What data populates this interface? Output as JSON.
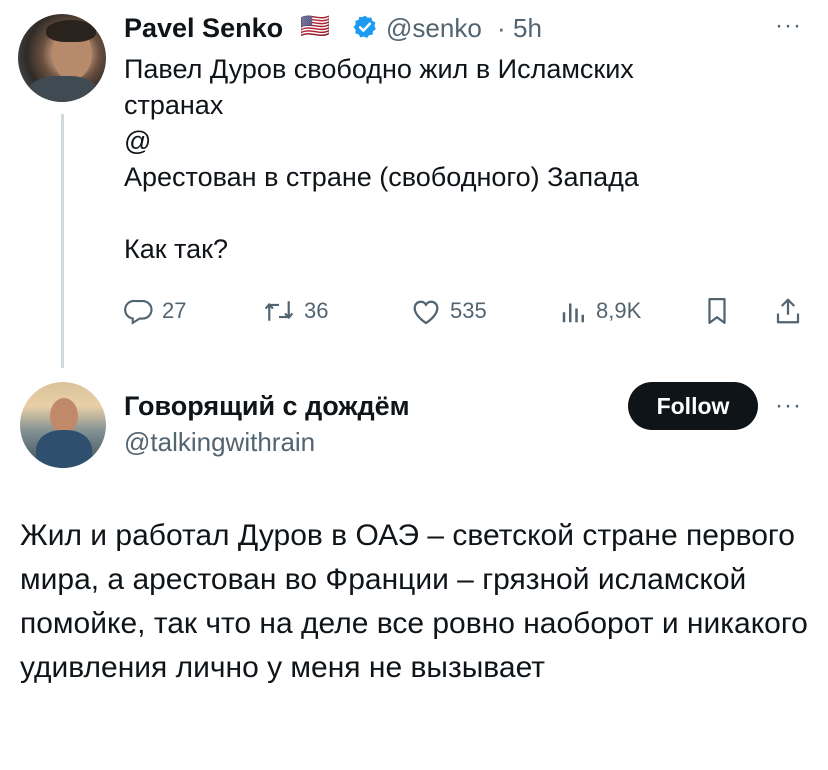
{
  "tweet": {
    "author_name": "Pavel Senko",
    "flag": "🇺🇸",
    "handle": "@senko",
    "separator": "·",
    "time": "5h",
    "more": "···",
    "text": "Павел Дуров свободно жил в Исламских\nстранах\n@\nАрестован в стране (свободного) Запада\n\nКак так?",
    "stats": {
      "replies": "27",
      "reposts": "36",
      "likes": "535",
      "views": "8,9K"
    }
  },
  "reply": {
    "author_name": "Говорящий с дождём",
    "handle": "@talkingwithrain",
    "follow_label": "Follow",
    "more": "···",
    "text": "Жил и работал Дуров в ОАЭ – светской стране первого мира, а арестован во Франции – грязной исламской помойке, так что на деле все ровно наоборот и никакого удивления лично у меня не вызывает"
  },
  "colors": {
    "text": "#0f1419",
    "secondary": "#536471",
    "verified": "#1d9bf0",
    "follow_bg": "#0f1419",
    "thread_line": "#cfd9de"
  },
  "icons": [
    "verified-badge-icon",
    "reply-icon",
    "repost-icon",
    "like-icon",
    "views-icon",
    "bookmark-icon",
    "share-icon",
    "more-icon"
  ]
}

## Aim
Using the records above, retype everything exactly except the pictures.

## Written answer
What data populates this interface? Output as JSON.
{
  "tweet": {
    "author_name": "Pavel Senko",
    "flag": "🇺🇸",
    "handle": "@senko",
    "separator": "·",
    "time": "5h",
    "more": "···",
    "text": "Павел Дуров свободно жил в Исламских\nстранах\n@\nАрестован в стране (свободного) Запада\n\nКак так?",
    "stats": {
      "replies": "27",
      "reposts": "36",
      "likes": "535",
      "views": "8,9K"
    }
  },
  "reply": {
    "author_name": "Говорящий с дождём",
    "handle": "@talkingwithrain",
    "follow_label": "Follow",
    "more": "···",
    "text": "Жил и работал Дуров в ОАЭ – светской стране первого мира, а арестован во Франции – грязной исламской помойке, так что на деле все ровно наоборот и никакого удивления лично у меня не вызывает"
  },
  "colors": {
    "text": "#0f1419",
    "secondary": "#536471",
    "verified": "#1d9bf0",
    "follow_bg": "#0f1419",
    "thread_line": "#cfd9de"
  },
  "icons": [
    "verified-badge-icon",
    "reply-icon",
    "repost-icon",
    "like-icon",
    "views-icon",
    "bookmark-icon",
    "share-icon",
    "more-icon"
  ]
}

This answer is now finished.